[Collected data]
## Start
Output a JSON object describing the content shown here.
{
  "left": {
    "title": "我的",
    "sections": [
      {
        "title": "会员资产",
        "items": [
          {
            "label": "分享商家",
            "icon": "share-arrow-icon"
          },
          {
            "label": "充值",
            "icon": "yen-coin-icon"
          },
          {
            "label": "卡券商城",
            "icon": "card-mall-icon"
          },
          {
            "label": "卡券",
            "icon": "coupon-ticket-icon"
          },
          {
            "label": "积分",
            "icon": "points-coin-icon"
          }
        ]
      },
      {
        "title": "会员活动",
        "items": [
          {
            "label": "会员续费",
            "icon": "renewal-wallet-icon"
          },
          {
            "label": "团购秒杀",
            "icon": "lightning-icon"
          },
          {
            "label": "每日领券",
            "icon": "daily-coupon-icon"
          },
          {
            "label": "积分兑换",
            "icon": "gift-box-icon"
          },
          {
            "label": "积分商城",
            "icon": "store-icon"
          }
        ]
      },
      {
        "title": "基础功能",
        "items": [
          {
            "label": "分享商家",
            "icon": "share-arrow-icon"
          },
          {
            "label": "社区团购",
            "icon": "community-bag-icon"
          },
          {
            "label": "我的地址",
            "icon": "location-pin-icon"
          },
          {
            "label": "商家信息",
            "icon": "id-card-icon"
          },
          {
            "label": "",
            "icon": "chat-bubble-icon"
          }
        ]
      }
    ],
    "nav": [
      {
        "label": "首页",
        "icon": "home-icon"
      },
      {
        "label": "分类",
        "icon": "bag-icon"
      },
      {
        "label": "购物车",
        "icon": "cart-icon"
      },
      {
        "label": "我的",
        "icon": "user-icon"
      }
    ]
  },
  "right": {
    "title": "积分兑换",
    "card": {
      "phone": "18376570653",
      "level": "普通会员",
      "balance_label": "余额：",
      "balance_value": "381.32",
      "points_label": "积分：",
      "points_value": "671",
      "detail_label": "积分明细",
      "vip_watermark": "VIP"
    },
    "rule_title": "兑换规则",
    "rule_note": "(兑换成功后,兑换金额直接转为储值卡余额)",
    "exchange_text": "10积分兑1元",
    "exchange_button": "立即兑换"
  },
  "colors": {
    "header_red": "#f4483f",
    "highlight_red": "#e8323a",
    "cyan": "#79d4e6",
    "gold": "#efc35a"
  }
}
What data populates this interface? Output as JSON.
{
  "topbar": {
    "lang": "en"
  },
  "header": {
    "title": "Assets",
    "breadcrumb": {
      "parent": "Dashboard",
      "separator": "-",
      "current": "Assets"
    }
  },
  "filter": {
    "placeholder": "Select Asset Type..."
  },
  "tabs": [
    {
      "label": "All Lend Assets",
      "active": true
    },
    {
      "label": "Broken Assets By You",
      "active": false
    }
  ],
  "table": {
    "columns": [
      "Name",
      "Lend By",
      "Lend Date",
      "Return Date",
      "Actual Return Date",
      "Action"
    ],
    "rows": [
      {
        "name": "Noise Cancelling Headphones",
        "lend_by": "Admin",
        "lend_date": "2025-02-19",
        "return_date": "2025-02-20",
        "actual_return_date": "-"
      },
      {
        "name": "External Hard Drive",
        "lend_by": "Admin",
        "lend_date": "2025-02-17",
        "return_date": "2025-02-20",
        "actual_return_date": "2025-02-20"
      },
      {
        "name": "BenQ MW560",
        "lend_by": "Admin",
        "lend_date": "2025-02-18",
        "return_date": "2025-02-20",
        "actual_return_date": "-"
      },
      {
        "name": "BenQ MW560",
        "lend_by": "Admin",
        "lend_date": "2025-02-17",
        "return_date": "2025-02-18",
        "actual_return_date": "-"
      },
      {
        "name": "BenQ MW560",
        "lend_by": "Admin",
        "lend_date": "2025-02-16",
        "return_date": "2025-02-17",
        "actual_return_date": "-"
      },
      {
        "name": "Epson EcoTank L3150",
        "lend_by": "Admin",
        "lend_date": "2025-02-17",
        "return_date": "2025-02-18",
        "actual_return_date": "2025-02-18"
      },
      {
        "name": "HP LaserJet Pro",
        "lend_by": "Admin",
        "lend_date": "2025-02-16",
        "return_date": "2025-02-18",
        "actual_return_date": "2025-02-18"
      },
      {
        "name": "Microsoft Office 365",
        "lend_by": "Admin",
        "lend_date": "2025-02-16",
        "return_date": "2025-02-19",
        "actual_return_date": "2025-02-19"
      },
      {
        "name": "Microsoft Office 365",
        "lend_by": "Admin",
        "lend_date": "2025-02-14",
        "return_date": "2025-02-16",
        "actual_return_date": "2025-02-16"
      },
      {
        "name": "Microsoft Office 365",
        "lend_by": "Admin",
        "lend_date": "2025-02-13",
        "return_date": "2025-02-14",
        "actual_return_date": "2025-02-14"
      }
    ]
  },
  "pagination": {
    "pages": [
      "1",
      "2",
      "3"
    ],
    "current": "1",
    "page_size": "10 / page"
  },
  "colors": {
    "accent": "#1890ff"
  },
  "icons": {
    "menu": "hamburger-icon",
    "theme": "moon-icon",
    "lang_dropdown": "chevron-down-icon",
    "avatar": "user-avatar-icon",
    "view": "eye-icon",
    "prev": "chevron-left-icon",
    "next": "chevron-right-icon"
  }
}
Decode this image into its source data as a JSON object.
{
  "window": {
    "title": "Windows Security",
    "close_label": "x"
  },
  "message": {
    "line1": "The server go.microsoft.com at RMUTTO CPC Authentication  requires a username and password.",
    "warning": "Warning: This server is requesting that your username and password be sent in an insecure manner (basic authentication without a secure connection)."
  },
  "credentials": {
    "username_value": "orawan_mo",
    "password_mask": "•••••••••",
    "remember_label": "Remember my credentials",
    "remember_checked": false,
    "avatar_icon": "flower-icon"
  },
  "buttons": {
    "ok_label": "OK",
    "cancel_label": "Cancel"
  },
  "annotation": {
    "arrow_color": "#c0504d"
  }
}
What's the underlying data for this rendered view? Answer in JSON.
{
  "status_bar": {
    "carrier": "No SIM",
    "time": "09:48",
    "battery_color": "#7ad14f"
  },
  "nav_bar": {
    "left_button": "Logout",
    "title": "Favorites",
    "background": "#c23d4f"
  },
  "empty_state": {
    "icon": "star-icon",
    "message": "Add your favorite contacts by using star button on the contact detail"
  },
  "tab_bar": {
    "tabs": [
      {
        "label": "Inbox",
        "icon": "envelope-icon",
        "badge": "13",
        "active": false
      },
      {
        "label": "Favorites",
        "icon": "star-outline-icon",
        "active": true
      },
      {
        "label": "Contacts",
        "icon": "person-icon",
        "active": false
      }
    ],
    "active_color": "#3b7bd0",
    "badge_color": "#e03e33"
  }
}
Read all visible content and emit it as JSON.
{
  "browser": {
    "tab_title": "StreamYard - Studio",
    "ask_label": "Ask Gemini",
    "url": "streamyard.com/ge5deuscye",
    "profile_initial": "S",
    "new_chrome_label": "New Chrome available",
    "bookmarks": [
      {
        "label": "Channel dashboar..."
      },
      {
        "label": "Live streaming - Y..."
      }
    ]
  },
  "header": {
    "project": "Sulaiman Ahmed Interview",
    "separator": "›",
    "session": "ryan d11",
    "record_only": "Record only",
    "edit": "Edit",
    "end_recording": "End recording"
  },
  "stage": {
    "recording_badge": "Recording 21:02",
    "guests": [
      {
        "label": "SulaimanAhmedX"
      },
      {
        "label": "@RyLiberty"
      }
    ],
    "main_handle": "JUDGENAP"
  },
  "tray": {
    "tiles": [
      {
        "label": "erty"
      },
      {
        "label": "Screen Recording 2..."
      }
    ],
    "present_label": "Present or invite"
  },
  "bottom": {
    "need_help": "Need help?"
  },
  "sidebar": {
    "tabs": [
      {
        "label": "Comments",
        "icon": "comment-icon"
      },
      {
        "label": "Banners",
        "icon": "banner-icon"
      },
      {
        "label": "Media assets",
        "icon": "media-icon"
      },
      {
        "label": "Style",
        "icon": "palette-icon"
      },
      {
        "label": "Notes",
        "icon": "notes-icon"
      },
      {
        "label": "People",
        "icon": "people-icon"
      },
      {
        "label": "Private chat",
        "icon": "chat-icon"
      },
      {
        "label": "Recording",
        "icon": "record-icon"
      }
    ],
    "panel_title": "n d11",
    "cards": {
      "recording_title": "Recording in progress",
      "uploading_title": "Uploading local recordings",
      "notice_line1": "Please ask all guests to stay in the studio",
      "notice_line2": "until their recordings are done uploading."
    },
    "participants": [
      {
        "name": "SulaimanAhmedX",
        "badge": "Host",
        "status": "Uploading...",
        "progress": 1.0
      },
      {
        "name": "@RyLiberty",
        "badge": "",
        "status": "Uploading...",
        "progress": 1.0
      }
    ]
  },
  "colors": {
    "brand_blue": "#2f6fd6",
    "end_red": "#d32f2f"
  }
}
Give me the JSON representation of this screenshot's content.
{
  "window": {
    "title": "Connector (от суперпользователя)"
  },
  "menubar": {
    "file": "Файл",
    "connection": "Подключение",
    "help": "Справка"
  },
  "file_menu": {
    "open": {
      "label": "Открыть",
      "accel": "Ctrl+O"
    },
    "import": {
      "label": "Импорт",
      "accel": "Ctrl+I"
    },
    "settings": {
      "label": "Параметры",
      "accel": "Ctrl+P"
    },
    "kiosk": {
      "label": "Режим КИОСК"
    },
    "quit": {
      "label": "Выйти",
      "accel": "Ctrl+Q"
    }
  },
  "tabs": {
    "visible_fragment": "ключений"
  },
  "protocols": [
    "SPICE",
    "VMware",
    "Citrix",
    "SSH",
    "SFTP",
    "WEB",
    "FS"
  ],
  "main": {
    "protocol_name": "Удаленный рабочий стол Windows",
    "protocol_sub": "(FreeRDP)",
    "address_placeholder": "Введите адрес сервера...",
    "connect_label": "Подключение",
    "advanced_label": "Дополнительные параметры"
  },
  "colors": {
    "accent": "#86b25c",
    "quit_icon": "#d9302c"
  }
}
## End
# DIRECTIVE
Show every line above in which the word "chevron" occurs.

# EXERCISE OUTPUT
    "lang_dropdown": "chevron-down-icon",
    "prev": "chevron-left-icon",
    "next": "chevron-right-icon"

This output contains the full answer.